Repeat, exactly and completely, the material that follows. Omit the pictures.

** begin DATA PROVIDED **

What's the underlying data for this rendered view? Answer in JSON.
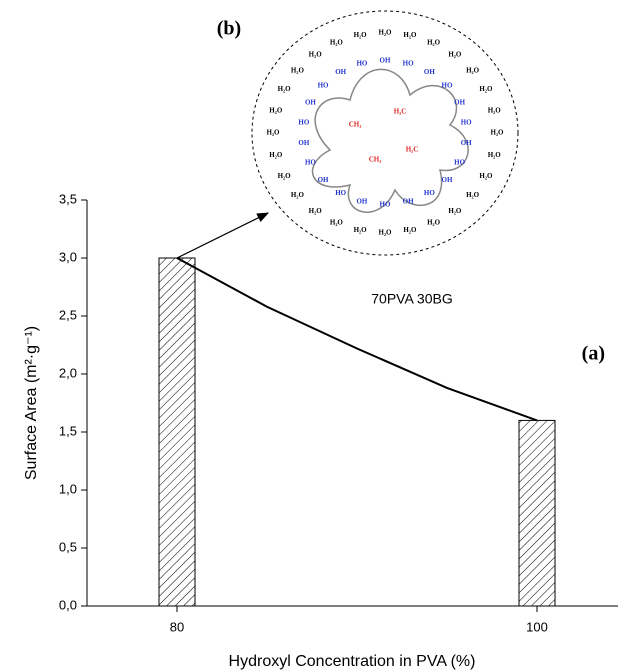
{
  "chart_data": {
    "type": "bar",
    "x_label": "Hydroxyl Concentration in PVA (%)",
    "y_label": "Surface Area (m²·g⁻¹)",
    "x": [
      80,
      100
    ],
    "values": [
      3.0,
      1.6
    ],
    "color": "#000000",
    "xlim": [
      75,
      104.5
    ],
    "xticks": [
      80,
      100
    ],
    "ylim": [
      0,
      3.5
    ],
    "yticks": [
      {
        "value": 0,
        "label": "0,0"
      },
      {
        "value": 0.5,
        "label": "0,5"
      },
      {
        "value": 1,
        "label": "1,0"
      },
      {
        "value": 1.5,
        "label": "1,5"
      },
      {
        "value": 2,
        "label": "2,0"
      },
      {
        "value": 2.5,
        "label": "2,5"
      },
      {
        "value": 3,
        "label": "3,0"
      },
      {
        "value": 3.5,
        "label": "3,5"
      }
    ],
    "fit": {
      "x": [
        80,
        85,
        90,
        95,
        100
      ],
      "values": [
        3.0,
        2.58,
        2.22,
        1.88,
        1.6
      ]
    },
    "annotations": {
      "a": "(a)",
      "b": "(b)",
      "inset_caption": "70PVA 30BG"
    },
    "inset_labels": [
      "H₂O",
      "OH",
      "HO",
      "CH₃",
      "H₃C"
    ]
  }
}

** end DATA PROVIDED **

- **WRITTEN RESPONSE**
What's the underlying data for this rendered view? Answer in JSON.
{
  "chart_data": {
    "type": "bar",
    "x_label": "Hydroxyl Concentration in PVA (%)",
    "y_label": "Surface Area (m²·g⁻¹)",
    "x": [
      80,
      100
    ],
    "values": [
      3.0,
      1.6
    ],
    "color": "#000000",
    "xlim": [
      75,
      104.5
    ],
    "xticks": [
      80,
      100
    ],
    "ylim": [
      0,
      3.5
    ],
    "yticks": [
      {
        "value": 0,
        "label": "0,0"
      },
      {
        "value": 0.5,
        "label": "0,5"
      },
      {
        "value": 1,
        "label": "1,0"
      },
      {
        "value": 1.5,
        "label": "1,5"
      },
      {
        "value": 2,
        "label": "2,0"
      },
      {
        "value": 2.5,
        "label": "2,5"
      },
      {
        "value": 3,
        "label": "3,0"
      },
      {
        "value": 3.5,
        "label": "3,5"
      }
    ],
    "fit": {
      "x": [
        80,
        85,
        90,
        95,
        100
      ],
      "values": [
        3.0,
        2.58,
        2.22,
        1.88,
        1.6
      ]
    },
    "annotations": {
      "a": "(a)",
      "b": "(b)",
      "inset_caption": "70PVA 30BG"
    },
    "inset_labels": [
      "H₂O",
      "OH",
      "HO",
      "CH₃",
      "H₃C"
    ]
  }
}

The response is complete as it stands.